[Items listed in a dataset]
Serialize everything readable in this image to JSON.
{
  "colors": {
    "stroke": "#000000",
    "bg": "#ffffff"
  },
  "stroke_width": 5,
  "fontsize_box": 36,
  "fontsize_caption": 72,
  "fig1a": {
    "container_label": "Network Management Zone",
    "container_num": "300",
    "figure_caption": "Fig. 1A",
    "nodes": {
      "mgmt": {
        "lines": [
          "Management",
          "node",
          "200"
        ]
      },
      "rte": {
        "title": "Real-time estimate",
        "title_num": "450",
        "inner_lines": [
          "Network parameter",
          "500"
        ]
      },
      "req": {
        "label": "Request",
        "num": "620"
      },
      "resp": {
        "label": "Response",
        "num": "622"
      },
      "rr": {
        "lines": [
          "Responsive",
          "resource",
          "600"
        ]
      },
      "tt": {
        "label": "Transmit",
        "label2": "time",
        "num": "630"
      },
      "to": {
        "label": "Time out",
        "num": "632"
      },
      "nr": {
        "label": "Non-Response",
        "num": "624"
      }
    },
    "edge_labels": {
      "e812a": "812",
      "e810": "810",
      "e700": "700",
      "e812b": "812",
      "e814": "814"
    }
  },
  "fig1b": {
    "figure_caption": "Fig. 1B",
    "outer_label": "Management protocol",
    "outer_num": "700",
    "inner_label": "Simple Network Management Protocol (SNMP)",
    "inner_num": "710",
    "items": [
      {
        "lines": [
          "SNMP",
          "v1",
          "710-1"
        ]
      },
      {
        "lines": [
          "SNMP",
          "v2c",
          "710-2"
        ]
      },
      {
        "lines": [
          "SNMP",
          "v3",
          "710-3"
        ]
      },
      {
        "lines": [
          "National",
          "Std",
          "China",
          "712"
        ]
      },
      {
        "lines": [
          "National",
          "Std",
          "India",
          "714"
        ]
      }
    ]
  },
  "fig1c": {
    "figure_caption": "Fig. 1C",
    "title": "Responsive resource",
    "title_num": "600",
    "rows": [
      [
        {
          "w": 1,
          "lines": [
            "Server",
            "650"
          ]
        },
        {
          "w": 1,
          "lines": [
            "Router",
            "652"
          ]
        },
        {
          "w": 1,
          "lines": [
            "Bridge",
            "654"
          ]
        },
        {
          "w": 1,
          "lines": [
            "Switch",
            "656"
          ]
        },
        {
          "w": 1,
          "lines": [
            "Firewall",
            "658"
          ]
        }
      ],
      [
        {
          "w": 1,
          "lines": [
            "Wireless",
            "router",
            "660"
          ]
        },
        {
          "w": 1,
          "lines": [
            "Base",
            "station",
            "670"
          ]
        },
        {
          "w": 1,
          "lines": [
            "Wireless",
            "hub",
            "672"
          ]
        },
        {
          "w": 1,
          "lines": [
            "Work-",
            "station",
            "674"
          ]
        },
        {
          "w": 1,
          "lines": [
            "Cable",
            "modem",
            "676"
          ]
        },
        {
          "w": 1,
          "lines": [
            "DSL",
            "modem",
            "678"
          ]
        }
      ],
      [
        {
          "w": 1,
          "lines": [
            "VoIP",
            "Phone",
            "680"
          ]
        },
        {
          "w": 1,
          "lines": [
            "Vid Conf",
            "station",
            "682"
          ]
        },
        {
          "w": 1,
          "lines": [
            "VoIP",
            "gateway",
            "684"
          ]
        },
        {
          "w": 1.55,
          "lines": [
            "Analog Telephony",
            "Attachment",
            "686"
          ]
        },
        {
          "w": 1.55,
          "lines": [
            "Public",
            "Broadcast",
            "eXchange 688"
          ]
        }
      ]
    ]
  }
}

INSTRUCTIONS TO FOLLOW:
Every entry above should be retyped exactly as shown.

ANSWER TO THIS EXERCISE:
Serialize everything readable in this image to JSON.
{
  "colors": {
    "stroke": "#000000",
    "bg": "#ffffff"
  },
  "stroke_width": 5,
  "fontsize_box": 36,
  "fontsize_caption": 72,
  "fig1a": {
    "container_label": "Network Management Zone",
    "container_num": "300",
    "figure_caption": "Fig. 1A",
    "nodes": {
      "mgmt": {
        "lines": [
          "Management",
          "node",
          "200"
        ]
      },
      "rte": {
        "title": "Real-time estimate",
        "title_num": "450",
        "inner_lines": [
          "Network parameter",
          "500"
        ]
      },
      "req": {
        "label": "Request",
        "num": "620"
      },
      "resp": {
        "label": "Response",
        "num": "622"
      },
      "rr": {
        "lines": [
          "Responsive",
          "resource",
          "600"
        ]
      },
      "tt": {
        "label": "Transmit",
        "label2": "time",
        "num": "630"
      },
      "to": {
        "label": "Time out",
        "num": "632"
      },
      "nr": {
        "label": "Non-Response",
        "num": "624"
      }
    },
    "edge_labels": {
      "e812a": "812",
      "e810": "810",
      "e700": "700",
      "e812b": "812",
      "e814": "814"
    }
  },
  "fig1b": {
    "figure_caption": "Fig. 1B",
    "outer_label": "Management protocol",
    "outer_num": "700",
    "inner_label": "Simple Network Management Protocol (SNMP)",
    "inner_num": "710",
    "items": [
      {
        "lines": [
          "SNMP",
          "v1",
          "710-1"
        ]
      },
      {
        "lines": [
          "SNMP",
          "v2c",
          "710-2"
        ]
      },
      {
        "lines": [
          "SNMP",
          "v3",
          "710-3"
        ]
      },
      {
        "lines": [
          "National",
          "Std",
          "China",
          "712"
        ]
      },
      {
        "lines": [
          "National",
          "Std",
          "India",
          "714"
        ]
      }
    ]
  },
  "fig1c": {
    "figure_caption": "Fig. 1C",
    "title": "Responsive resource",
    "title_num": "600",
    "rows": [
      [
        {
          "w": 1,
          "lines": [
            "Server",
            "650"
          ]
        },
        {
          "w": 1,
          "lines": [
            "Router",
            "652"
          ]
        },
        {
          "w": 1,
          "lines": [
            "Bridge",
            "654"
          ]
        },
        {
          "w": 1,
          "lines": [
            "Switch",
            "656"
          ]
        },
        {
          "w": 1,
          "lines": [
            "Firewall",
            "658"
          ]
        }
      ],
      [
        {
          "w": 1,
          "lines": [
            "Wireless",
            "router",
            "660"
          ]
        },
        {
          "w": 1,
          "lines": [
            "Base",
            "station",
            "670"
          ]
        },
        {
          "w": 1,
          "lines": [
            "Wireless",
            "hub",
            "672"
          ]
        },
        {
          "w": 1,
          "lines": [
            "Work-",
            "station",
            "674"
          ]
        },
        {
          "w": 1,
          "lines": [
            "Cable",
            "modem",
            "676"
          ]
        },
        {
          "w": 1,
          "lines": [
            "DSL",
            "modem",
            "678"
          ]
        }
      ],
      [
        {
          "w": 1,
          "lines": [
            "VoIP",
            "Phone",
            "680"
          ]
        },
        {
          "w": 1,
          "lines": [
            "Vid Conf",
            "station",
            "682"
          ]
        },
        {
          "w": 1,
          "lines": [
            "VoIP",
            "gateway",
            "684"
          ]
        },
        {
          "w": 1.55,
          "lines": [
            "Analog Telephony",
            "Attachment",
            "686"
          ]
        },
        {
          "w": 1.55,
          "lines": [
            "Public",
            "Broadcast",
            "eXchange 688"
          ]
        }
      ]
    ]
  }
}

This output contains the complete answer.